*Objective*.
Arrange every line of the material below as a Markdown table with two columns, "No." for the row number and "Entry" for the line. Leave out any blank lines.

# Start of Given data

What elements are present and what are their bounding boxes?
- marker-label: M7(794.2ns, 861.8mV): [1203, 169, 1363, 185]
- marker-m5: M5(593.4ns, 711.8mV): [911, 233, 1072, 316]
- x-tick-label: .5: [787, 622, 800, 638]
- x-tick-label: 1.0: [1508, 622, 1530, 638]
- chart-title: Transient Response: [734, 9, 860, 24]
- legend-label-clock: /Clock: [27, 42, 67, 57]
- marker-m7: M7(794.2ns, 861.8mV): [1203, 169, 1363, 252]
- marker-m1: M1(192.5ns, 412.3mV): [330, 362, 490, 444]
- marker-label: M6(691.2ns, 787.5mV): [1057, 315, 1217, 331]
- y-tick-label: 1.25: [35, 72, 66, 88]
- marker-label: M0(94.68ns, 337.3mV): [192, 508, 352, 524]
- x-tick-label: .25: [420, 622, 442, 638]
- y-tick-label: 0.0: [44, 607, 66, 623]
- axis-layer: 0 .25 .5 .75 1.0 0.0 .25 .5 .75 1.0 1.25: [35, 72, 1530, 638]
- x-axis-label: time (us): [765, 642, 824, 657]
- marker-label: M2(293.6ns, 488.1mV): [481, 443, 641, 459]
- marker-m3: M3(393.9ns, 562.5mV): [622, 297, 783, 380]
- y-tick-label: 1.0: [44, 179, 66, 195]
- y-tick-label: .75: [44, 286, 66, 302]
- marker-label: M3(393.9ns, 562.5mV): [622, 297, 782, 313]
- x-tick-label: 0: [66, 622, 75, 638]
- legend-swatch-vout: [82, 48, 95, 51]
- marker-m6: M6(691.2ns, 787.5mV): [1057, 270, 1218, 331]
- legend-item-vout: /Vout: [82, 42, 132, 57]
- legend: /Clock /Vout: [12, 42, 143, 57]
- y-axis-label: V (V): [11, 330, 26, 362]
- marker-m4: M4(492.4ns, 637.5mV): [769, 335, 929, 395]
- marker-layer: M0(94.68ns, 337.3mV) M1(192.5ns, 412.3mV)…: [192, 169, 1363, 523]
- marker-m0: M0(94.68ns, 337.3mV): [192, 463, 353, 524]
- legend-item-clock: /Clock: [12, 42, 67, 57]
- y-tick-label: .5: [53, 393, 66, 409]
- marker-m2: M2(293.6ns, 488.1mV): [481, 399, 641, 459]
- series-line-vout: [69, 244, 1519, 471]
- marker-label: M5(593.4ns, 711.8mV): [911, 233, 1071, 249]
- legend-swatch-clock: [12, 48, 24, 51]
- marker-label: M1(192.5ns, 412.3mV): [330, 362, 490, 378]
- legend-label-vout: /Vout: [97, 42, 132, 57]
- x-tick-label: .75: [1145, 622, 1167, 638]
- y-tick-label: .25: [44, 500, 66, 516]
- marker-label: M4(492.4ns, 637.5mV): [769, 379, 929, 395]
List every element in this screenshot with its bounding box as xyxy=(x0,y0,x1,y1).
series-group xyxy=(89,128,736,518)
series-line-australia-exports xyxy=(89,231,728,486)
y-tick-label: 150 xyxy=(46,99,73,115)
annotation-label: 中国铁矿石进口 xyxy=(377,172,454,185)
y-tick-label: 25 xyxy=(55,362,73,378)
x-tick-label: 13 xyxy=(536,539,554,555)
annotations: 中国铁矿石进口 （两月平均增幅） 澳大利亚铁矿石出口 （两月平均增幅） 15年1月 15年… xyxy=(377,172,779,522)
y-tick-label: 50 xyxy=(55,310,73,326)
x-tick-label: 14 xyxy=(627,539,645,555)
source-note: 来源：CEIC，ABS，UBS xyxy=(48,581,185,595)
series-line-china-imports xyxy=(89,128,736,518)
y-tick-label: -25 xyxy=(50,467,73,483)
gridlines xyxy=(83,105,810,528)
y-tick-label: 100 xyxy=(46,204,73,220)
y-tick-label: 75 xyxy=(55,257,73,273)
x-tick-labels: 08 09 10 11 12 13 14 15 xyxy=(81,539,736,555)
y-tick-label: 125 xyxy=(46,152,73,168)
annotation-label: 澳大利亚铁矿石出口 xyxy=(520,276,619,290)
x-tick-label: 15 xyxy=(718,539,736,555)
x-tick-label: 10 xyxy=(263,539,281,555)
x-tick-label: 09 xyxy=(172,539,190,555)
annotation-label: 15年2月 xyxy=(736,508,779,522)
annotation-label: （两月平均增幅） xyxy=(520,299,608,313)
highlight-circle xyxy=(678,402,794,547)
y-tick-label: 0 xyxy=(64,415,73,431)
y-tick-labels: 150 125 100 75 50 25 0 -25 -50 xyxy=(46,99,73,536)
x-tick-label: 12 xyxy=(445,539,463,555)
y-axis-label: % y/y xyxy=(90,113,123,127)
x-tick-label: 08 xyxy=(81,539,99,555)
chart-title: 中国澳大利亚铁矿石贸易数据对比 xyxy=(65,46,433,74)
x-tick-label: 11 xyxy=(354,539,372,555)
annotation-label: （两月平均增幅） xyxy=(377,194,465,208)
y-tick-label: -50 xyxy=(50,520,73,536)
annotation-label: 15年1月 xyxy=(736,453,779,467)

# End of Given data

*Task response*.
| No. | Entry |
|---|---|
| 1 | What elements are present and what are their bounding boxes? |
| 2 | - marker-label: M7(794.2ns, 861.8mV): [1203, 169, 1363, 185] |
| 3 | - marker-m5: M5(593.4ns, 711.8mV): [911, 233, 1072, 316] |
| 4 | - x-tick-label: .5: [787, 622, 800, 638] |
| 5 | - x-tick-label: 1.0: [1508, 622, 1530, 638] |
| 6 | - chart-title: Transient Response: [734, 9, 860, 24] |
| 7 | - legend-label-clock: /Clock: [27, 42, 67, 57] |
| 8 | - marker-m7: M7(794.2ns, 861.8mV): [1203, 169, 1363, 252] |
| 9 | - marker-m1: M1(192.5ns, 412.3mV): [330, 362, 490, 444] |
| 10 | - marker-label: M6(691.2ns, 787.5mV): [1057, 315, 1217, 331] |
| 11 | - y-tick-label: 1.25: [35, 72, 66, 88] |
| 12 | - marker-label: M0(94.68ns, 337.3mV): [192, 508, 352, 524] |
| 13 | - x-tick-label: .25: [420, 622, 442, 638] |
| 14 | - y-tick-label: 0.0: [44, 607, 66, 623] |
| 15 | - axis-layer: 0 .25 .5 .75 1.0 0.0 .25 .5 .75 1.0 1.25: [35, 72, 1530, 638] |
| 16 | - x-axis-label: time (us): [765, 642, 824, 657] |
| 17 | - marker-label: M2(293.6ns, 488.1mV): [481, 443, 641, 459] |
| 18 | - marker-m3: M3(393.9ns, 562.5mV): [622, 297, 783, 380] |
| 19 | - y-tick-label: 1.0: [44, 179, 66, 195] |
| 20 | - y-tick-label: .75: [44, 286, 66, 302] |
| 21 | - marker-label: M3(393.9ns, 562.5mV): [622, 297, 782, 313] |
| 22 | - x-tick-label: 0: [66, 622, 75, 638] |
| 23 | - legend-swatch-vout: [82, 48, 95, 51] |
| 24 | - marker-m6: M6(691.2ns, 787.5mV): [1057, 270, 1218, 331] |
| 25 | - legend-item-vout: /Vout: [82, 42, 132, 57] |
| 26 | - legend: /Clock /Vout: [12, 42, 143, 57] |
| 27 | - y-axis-label: V (V): [11, 330, 26, 362] |
| 28 | - marker-m4: M4(492.4ns, 637.5mV): [769, 335, 929, 395] |
| 29 | - marker-layer: M0(94.68ns, 337.3mV) M1(192.5ns, 412.3mV)…: [192, 169, 1363, 523] |
| 30 | - marker-m0: M0(94.68ns, 337.3mV): [192, 463, 353, 524] |
| 31 | - legend-item-clock: /Clock: [12, 42, 67, 57] |
| 32 | - y-tick-label: .5: [53, 393, 66, 409] |
| 33 | - marker-m2: M2(293.6ns, 488.1mV): [481, 399, 641, 459] |
| 34 | - series-line-vout: [69, 244, 1519, 471] |
| 35 | - marker-label: M5(593.4ns, 711.8mV): [911, 233, 1071, 249] |
| 36 | - legend-swatch-clock: [12, 48, 24, 51] |
| 37 | - marker-label: M1(192.5ns, 412.3mV): [330, 362, 490, 378] |
| 38 | - legend-label-vout: /Vout: [97, 42, 132, 57] |
| 39 | - x-tick-label: .75: [1145, 622, 1167, 638] |
| 40 | - y-tick-label: .25: [44, 500, 66, 516] |
| 41 | - marker-label: M4(492.4ns, 637.5mV): [769, 379, 929, 395] |
| 42 | List every element in this screenshot with its bounding box as xyxy=(x0,y0,x1,y1). |
| 43 | series-group xyxy=(89,128,736,518) |
| 44 | series-line-australia-exports xyxy=(89,231,728,486) |
| 45 | y-tick-label: 150 xyxy=(46,99,73,115) |
| 46 | annotation-label: 中国铁矿石进口 xyxy=(377,172,454,185) |
| 47 | y-tick-label: 25 xyxy=(55,362,73,378) |
| 48 | x-tick-label: 13 xyxy=(536,539,554,555) |
| 49 | annotations: 中国铁矿石进口 （两月平均增幅） 澳大利亚铁矿石出口 （两月平均增幅） 15年1月 15年… xyxy=(377,172,779,522) |
| 50 | y-tick-label: 50 xyxy=(55,310,73,326) |
| 51 | x-tick-label: 14 xyxy=(627,539,645,555) |
| 52 | source-note: 来源：CEIC，ABS，UBS xyxy=(48,581,185,595) |
| 53 | series-line-china-imports xyxy=(89,128,736,518) |
| 54 | y-tick-label: -25 xyxy=(50,467,73,483) |
| 55 | gridlines xyxy=(83,105,810,528) |
| 56 | y-tick-label: 100 xyxy=(46,204,73,220) |
| 57 | y-tick-label: 75 xyxy=(55,257,73,273) |
| 58 | x-tick-labels: 08 09 10 11 12 13 14 15 xyxy=(81,539,736,555) |
| 59 | y-tick-label: 125 xyxy=(46,152,73,168) |
| 60 | annotation-label: 澳大利亚铁矿石出口 xyxy=(520,276,619,290) |
| 61 | x-tick-label: 15 xyxy=(718,539,736,555) |
| 62 | x-tick-label: 10 xyxy=(263,539,281,555) |
| 63 | x-tick-label: 09 xyxy=(172,539,190,555) |
| 64 | annotation-label: 15年2月 xyxy=(736,508,779,522) |
| 65 | annotation-label: （两月平均增幅） xyxy=(520,299,608,313) |
| 66 | highlight-circle xyxy=(678,402,794,547) |
| 67 | y-tick-label: 0 xyxy=(64,415,73,431) |
| 68 | y-tick-labels: 150 125 100 75 50 25 0 -25 -50 xyxy=(46,99,73,536) |
| 69 | x-tick-label: 12 xyxy=(445,539,463,555) |
| 70 | y-axis-label: % y/y xyxy=(90,113,123,127) |
| 71 | x-tick-label: 08 xyxy=(81,539,99,555) |
| 72 | chart-title: 中国澳大利亚铁矿石贸易数据对比 xyxy=(65,46,433,74) |
| 73 | x-tick-label: 11 xyxy=(354,539,372,555) |
| 74 | annotation-label: （两月平均增幅） xyxy=(377,194,465,208) |
| 75 | y-tick-label: -50 xyxy=(50,520,73,536) |
| 76 | annotation-label: 15年1月 xyxy=(736,453,779,467) |